Exercise goal: How many lines of these entries hold the string "your"? Reply with the number alone.

----------------------------------------

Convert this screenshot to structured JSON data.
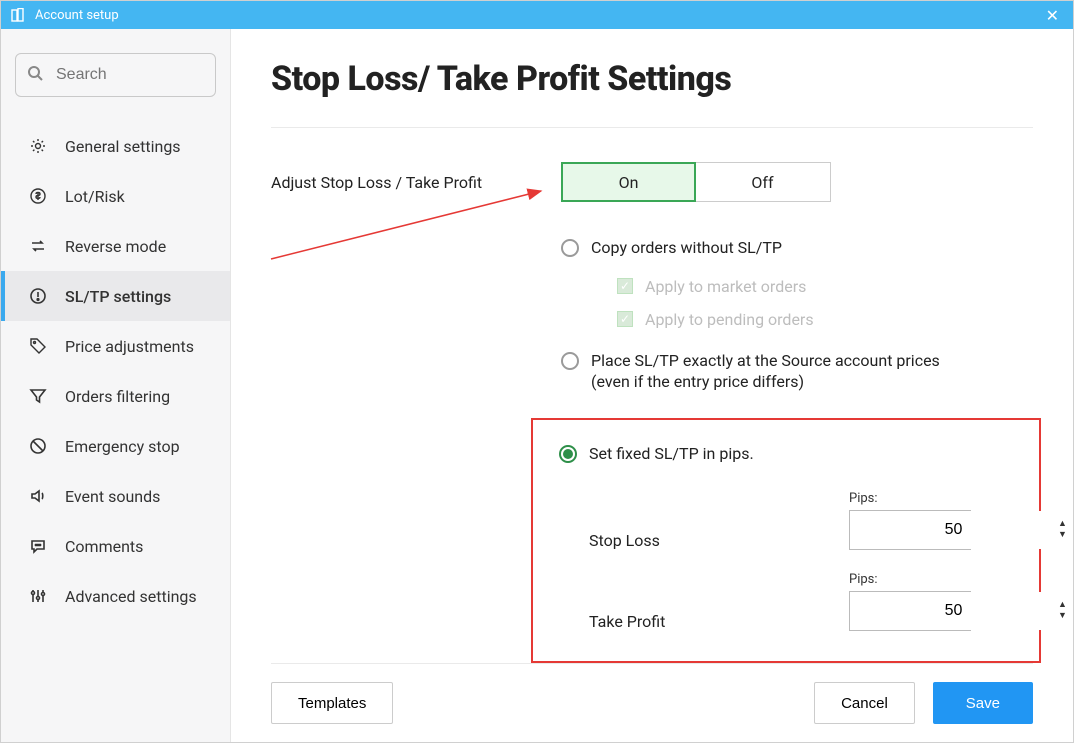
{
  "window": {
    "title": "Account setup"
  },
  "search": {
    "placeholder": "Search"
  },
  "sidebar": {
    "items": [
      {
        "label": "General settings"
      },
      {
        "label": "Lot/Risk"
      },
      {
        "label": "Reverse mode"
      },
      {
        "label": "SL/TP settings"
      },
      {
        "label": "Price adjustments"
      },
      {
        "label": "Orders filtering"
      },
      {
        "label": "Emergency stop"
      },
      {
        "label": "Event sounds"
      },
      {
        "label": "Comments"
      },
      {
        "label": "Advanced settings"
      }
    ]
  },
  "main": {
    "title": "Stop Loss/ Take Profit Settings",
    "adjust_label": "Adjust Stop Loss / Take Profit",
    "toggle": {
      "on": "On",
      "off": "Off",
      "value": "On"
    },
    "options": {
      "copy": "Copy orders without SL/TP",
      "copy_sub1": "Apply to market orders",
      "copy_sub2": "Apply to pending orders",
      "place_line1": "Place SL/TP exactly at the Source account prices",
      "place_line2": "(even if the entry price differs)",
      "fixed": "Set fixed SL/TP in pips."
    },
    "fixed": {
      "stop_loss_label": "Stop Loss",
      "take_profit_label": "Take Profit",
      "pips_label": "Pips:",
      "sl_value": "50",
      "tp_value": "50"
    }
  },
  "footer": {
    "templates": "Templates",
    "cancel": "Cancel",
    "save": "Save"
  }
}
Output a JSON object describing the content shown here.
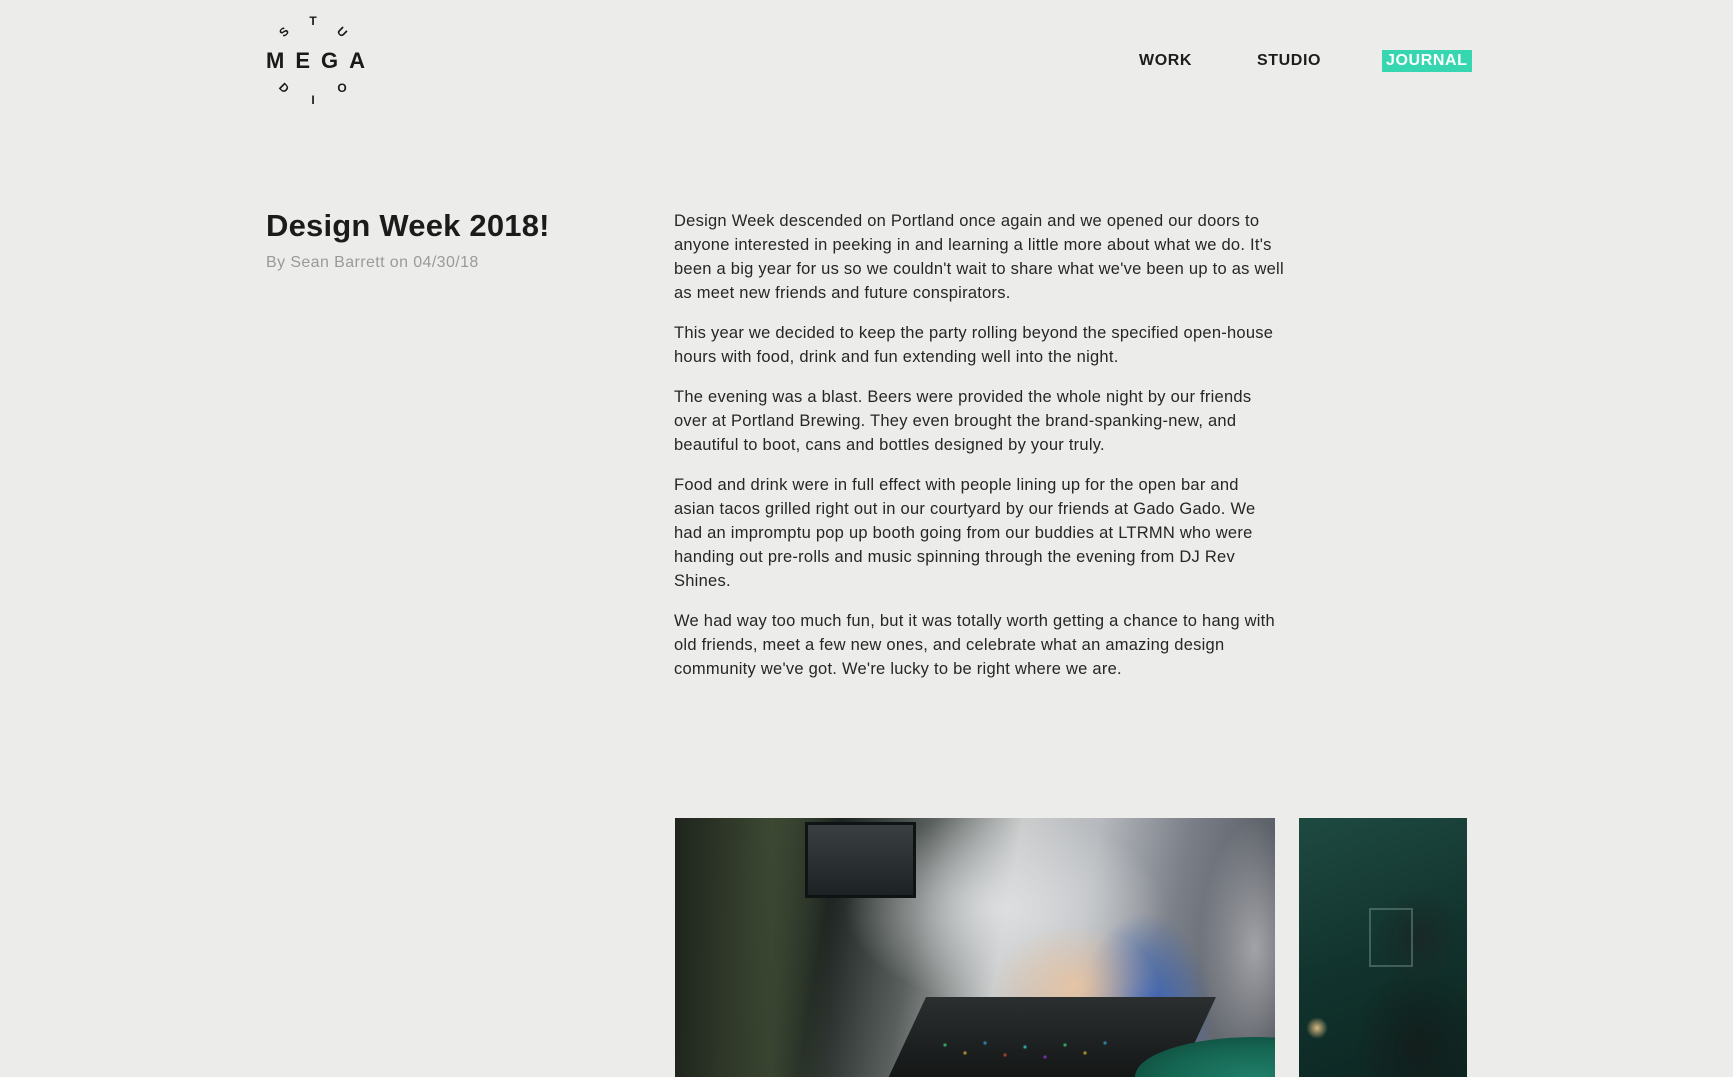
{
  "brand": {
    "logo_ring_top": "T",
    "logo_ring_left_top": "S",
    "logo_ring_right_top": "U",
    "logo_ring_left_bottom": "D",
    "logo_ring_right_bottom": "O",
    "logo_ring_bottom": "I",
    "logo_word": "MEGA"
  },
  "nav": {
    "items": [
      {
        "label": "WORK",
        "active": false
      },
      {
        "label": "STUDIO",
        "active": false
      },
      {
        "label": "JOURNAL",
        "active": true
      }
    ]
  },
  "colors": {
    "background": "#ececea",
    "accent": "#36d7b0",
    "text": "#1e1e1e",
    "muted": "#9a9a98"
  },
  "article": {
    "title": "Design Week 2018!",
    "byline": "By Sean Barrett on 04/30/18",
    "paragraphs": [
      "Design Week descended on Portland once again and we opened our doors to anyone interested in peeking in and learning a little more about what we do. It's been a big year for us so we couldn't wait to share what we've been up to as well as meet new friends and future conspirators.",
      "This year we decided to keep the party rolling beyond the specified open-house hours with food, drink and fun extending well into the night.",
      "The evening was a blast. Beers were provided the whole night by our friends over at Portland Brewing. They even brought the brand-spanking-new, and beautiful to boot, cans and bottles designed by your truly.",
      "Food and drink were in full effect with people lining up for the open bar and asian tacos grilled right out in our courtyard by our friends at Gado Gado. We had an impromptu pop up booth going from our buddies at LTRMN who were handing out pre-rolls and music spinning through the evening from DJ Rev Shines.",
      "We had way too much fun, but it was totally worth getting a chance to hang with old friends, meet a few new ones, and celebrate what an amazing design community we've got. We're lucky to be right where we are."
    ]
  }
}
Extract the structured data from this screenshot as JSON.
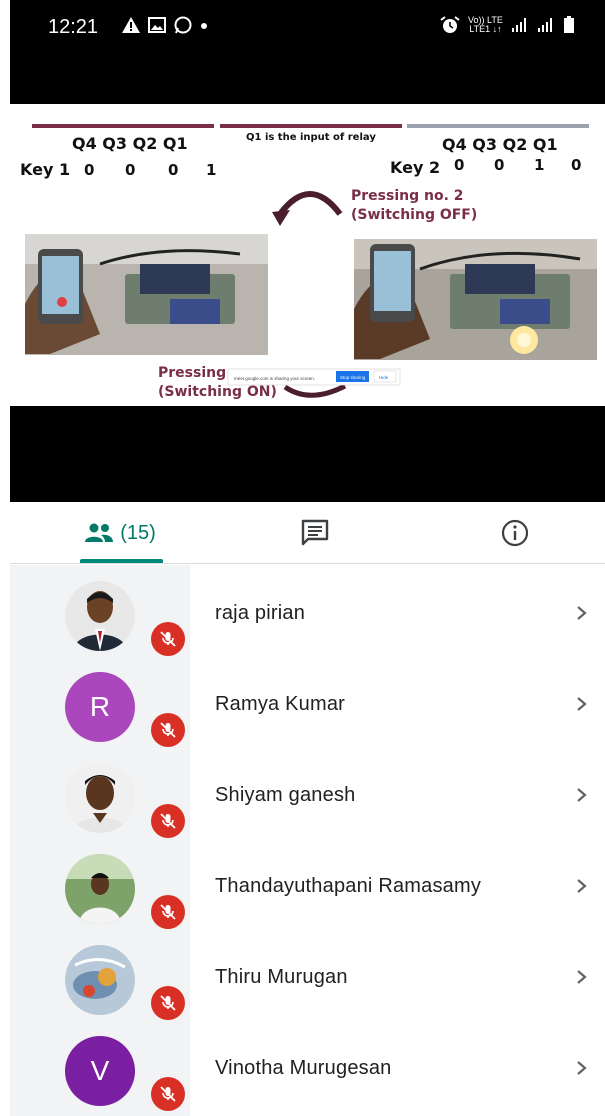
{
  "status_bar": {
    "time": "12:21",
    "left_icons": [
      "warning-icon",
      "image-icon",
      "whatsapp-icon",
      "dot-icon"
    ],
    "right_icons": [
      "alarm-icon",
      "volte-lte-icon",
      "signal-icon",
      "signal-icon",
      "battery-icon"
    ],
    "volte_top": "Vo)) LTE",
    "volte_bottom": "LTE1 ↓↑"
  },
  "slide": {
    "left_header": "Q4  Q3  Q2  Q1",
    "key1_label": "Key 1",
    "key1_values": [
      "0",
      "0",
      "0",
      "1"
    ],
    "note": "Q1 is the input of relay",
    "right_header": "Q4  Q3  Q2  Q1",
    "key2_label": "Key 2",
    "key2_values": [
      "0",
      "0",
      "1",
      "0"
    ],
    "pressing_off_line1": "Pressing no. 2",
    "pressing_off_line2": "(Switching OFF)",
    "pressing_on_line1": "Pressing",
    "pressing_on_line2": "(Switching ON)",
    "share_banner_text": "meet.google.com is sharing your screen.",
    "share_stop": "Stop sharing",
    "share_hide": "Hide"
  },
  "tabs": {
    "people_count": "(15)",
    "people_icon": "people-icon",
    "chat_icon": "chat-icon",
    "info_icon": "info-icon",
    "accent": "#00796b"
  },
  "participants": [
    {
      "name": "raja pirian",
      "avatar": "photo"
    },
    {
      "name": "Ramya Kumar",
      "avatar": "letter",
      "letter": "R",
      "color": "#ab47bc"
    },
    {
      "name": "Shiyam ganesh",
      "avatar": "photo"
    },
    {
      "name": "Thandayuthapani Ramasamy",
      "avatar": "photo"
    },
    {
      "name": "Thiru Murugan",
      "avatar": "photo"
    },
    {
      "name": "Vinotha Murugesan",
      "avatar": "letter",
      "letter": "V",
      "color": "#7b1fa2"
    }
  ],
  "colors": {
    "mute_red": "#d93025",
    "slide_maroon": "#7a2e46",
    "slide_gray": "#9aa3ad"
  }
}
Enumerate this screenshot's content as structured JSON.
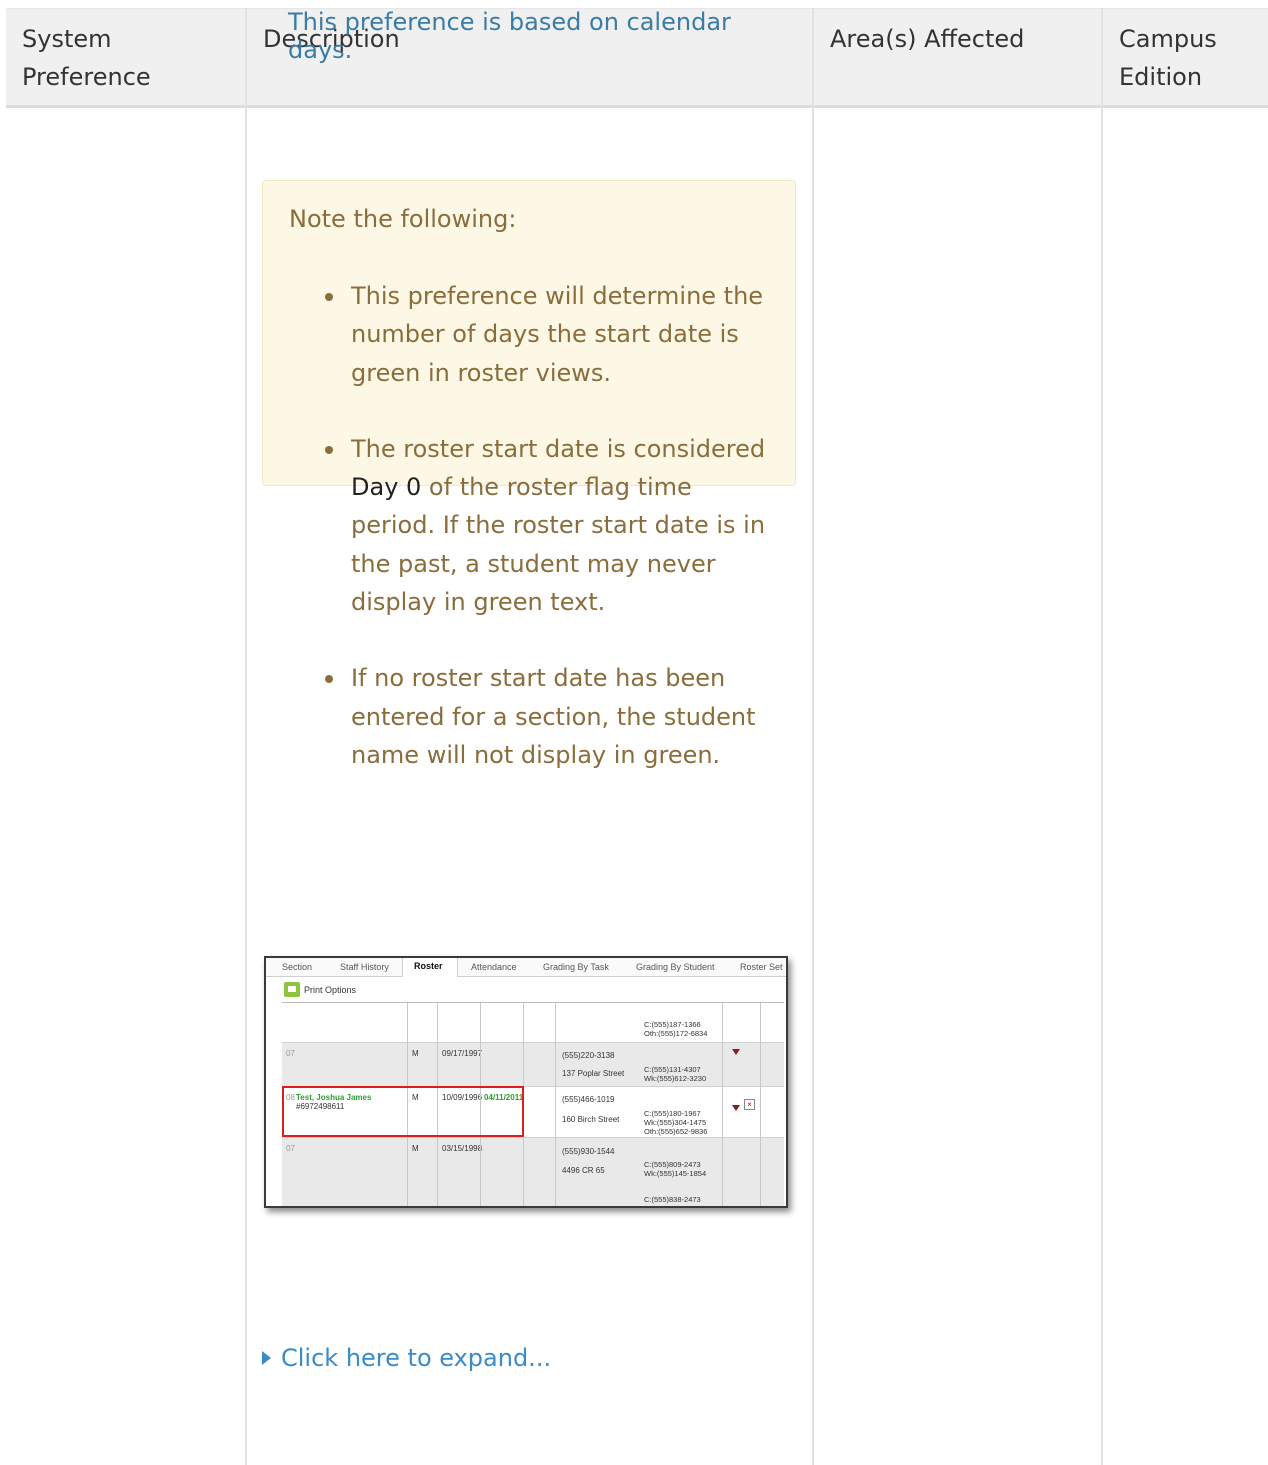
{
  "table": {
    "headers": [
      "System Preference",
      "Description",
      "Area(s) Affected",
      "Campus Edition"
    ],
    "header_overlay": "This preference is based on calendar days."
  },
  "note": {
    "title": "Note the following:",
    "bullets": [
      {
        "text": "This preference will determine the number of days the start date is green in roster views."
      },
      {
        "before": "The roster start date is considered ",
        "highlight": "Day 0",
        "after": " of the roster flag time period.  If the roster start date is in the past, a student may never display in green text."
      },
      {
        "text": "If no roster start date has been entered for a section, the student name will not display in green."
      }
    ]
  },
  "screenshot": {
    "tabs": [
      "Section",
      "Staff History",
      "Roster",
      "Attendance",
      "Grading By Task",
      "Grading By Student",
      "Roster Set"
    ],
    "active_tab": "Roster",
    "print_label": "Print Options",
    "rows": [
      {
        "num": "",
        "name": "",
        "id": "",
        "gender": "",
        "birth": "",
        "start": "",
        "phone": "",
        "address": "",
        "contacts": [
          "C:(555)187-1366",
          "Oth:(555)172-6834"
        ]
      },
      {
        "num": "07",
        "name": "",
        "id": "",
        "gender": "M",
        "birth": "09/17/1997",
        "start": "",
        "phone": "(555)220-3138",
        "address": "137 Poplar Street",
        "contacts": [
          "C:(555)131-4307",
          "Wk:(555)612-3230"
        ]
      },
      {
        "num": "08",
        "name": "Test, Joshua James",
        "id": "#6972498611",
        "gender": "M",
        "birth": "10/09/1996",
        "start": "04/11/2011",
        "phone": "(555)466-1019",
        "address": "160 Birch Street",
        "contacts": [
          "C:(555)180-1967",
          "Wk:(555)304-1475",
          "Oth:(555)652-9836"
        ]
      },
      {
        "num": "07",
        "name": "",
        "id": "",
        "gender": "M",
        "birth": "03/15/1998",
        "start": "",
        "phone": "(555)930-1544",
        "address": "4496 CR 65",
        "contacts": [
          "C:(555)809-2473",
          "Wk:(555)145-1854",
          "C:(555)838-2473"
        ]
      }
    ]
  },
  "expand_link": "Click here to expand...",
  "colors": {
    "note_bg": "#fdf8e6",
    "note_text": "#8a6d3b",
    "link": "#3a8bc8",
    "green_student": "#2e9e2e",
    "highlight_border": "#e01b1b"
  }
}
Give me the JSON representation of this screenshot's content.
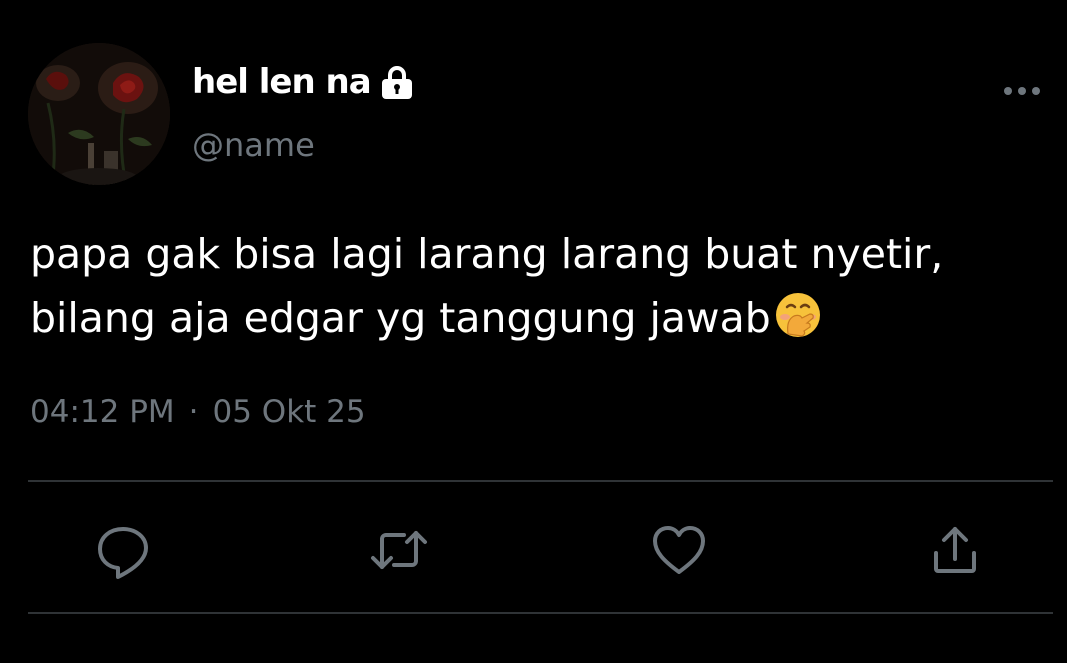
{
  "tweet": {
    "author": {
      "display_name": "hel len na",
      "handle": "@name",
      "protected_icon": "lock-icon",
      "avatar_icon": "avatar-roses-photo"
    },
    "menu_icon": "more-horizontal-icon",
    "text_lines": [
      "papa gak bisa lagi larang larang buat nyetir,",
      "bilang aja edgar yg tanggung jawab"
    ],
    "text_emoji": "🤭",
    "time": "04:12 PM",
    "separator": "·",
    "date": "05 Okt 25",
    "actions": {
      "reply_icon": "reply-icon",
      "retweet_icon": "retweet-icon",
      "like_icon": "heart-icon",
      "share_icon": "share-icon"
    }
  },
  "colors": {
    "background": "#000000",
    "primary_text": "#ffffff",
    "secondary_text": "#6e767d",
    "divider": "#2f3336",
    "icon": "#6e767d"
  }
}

----------------------------------------

Answer below: 2